### INSTRUCTION
Each entry below must be repeated word for word.

--- begin RECORDS FOR THIS EXERCISE ---

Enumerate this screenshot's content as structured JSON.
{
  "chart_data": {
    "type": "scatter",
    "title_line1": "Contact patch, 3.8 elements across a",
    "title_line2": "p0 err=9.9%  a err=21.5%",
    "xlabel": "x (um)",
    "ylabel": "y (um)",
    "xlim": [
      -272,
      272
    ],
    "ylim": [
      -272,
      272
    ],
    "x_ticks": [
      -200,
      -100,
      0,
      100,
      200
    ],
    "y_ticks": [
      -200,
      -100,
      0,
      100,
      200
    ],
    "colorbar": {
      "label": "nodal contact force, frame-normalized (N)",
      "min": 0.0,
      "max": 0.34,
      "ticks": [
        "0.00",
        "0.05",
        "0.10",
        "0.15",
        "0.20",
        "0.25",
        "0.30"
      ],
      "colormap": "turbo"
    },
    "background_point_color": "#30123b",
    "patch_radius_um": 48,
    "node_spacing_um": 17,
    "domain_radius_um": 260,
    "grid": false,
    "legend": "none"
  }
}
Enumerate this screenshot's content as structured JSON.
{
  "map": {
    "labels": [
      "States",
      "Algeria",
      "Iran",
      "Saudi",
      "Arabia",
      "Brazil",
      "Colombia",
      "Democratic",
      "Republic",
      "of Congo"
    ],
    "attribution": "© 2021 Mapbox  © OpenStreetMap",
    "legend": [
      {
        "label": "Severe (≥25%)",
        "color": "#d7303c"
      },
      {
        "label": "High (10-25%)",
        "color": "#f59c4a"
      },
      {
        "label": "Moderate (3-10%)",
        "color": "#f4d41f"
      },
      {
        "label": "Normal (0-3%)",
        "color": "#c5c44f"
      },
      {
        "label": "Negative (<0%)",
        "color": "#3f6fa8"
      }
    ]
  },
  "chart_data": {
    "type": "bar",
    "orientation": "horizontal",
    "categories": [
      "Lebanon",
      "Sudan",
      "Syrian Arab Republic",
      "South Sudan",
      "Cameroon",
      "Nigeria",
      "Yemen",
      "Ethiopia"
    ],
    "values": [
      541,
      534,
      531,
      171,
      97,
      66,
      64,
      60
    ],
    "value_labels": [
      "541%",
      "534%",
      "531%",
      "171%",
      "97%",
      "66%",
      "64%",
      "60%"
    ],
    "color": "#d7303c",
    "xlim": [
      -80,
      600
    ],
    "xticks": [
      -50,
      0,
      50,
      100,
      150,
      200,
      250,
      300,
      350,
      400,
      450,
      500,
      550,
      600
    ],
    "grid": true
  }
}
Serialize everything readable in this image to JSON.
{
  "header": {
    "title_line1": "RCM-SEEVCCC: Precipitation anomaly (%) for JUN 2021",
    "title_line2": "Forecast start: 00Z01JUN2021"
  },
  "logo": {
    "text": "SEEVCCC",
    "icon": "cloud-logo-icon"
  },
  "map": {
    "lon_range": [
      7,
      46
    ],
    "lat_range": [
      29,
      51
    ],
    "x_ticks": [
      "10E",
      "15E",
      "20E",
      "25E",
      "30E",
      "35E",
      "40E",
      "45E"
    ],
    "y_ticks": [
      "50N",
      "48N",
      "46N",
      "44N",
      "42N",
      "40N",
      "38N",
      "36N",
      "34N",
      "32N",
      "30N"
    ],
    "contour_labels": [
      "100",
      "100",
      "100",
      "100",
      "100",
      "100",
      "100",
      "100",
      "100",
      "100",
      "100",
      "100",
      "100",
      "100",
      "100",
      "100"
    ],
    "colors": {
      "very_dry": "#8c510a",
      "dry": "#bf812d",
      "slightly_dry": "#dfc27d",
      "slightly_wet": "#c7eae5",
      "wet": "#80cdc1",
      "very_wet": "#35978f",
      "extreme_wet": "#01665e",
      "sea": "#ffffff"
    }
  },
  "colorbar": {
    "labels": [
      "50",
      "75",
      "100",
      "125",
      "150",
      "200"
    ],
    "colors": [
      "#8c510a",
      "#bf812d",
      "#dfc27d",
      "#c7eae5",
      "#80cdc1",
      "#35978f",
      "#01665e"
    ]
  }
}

--- end RECORDS FOR THIS EXERCISE ---

### COMPLETE ANSWER
Enumerate this screenshot's content as structured JSON.
{
  "chart_data": {
    "type": "scatter",
    "title_line1": "Contact patch, 3.8 elements across a",
    "title_line2": "p0 err=9.9%  a err=21.5%",
    "xlabel": "x (um)",
    "ylabel": "y (um)",
    "xlim": [
      -272,
      272
    ],
    "ylim": [
      -272,
      272
    ],
    "x_ticks": [
      -200,
      -100,
      0,
      100,
      200
    ],
    "y_ticks": [
      -200,
      -100,
      0,
      100,
      200
    ],
    "colorbar": {
      "label": "nodal contact force, frame-normalized (N)",
      "min": 0.0,
      "max": 0.34,
      "ticks": [
        "0.00",
        "0.05",
        "0.10",
        "0.15",
        "0.20",
        "0.25",
        "0.30"
      ],
      "colormap": "turbo"
    },
    "background_point_color": "#30123b",
    "patch_radius_um": 48,
    "node_spacing_um": 17,
    "domain_radius_um": 260,
    "grid": false,
    "legend": "none"
  }
}
Enumerate this screenshot's content as structured JSON.
{
  "map": {
    "labels": [
      "States",
      "Algeria",
      "Iran",
      "Saudi",
      "Arabia",
      "Brazil",
      "Colombia",
      "Democratic",
      "Republic",
      "of Congo"
    ],
    "attribution": "© 2021 Mapbox  © OpenStreetMap",
    "legend": [
      {
        "label": "Severe (≥25%)",
        "color": "#d7303c"
      },
      {
        "label": "High (10-25%)",
        "color": "#f59c4a"
      },
      {
        "label": "Moderate (3-10%)",
        "color": "#f4d41f"
      },
      {
        "label": "Normal (0-3%)",
        "color": "#c5c44f"
      },
      {
        "label": "Negative (<0%)",
        "color": "#3f6fa8"
      }
    ]
  },
  "chart_data": {
    "type": "bar",
    "orientation": "horizontal",
    "categories": [
      "Lebanon",
      "Sudan",
      "Syrian Arab Republic",
      "South Sudan",
      "Cameroon",
      "Nigeria",
      "Yemen",
      "Ethiopia"
    ],
    "values": [
      541,
      534,
      531,
      171,
      97,
      66,
      64,
      60
    ],
    "value_labels": [
      "541%",
      "534%",
      "531%",
      "171%",
      "97%",
      "66%",
      "64%",
      "60%"
    ],
    "color": "#d7303c",
    "xlim": [
      -80,
      600
    ],
    "xticks": [
      -50,
      0,
      50,
      100,
      150,
      200,
      250,
      300,
      350,
      400,
      450,
      500,
      550,
      600
    ],
    "grid": true
  }
}
Serialize everything readable in this image to JSON.
{
  "header": {
    "title_line1": "RCM-SEEVCCC: Precipitation anomaly (%) for JUN 2021",
    "title_line2": "Forecast start: 00Z01JUN2021"
  },
  "logo": {
    "text": "SEEVCCC",
    "icon": "cloud-logo-icon"
  },
  "map": {
    "lon_range": [
      7,
      46
    ],
    "lat_range": [
      29,
      51
    ],
    "x_ticks": [
      "10E",
      "15E",
      "20E",
      "25E",
      "30E",
      "35E",
      "40E",
      "45E"
    ],
    "y_ticks": [
      "50N",
      "48N",
      "46N",
      "44N",
      "42N",
      "40N",
      "38N",
      "36N",
      "34N",
      "32N",
      "30N"
    ],
    "contour_labels": [
      "100",
      "100",
      "100",
      "100",
      "100",
      "100",
      "100",
      "100",
      "100",
      "100",
      "100",
      "100",
      "100",
      "100",
      "100",
      "100"
    ],
    "colors": {
      "very_dry": "#8c510a",
      "dry": "#bf812d",
      "slightly_dry": "#dfc27d",
      "slightly_wet": "#c7eae5",
      "wet": "#80cdc1",
      "very_wet": "#35978f",
      "extreme_wet": "#01665e",
      "sea": "#ffffff"
    }
  },
  "colorbar": {
    "labels": [
      "50",
      "75",
      "100",
      "125",
      "150",
      "200"
    ],
    "colors": [
      "#8c510a",
      "#bf812d",
      "#dfc27d",
      "#c7eae5",
      "#80cdc1",
      "#35978f",
      "#01665e"
    ]
  }
}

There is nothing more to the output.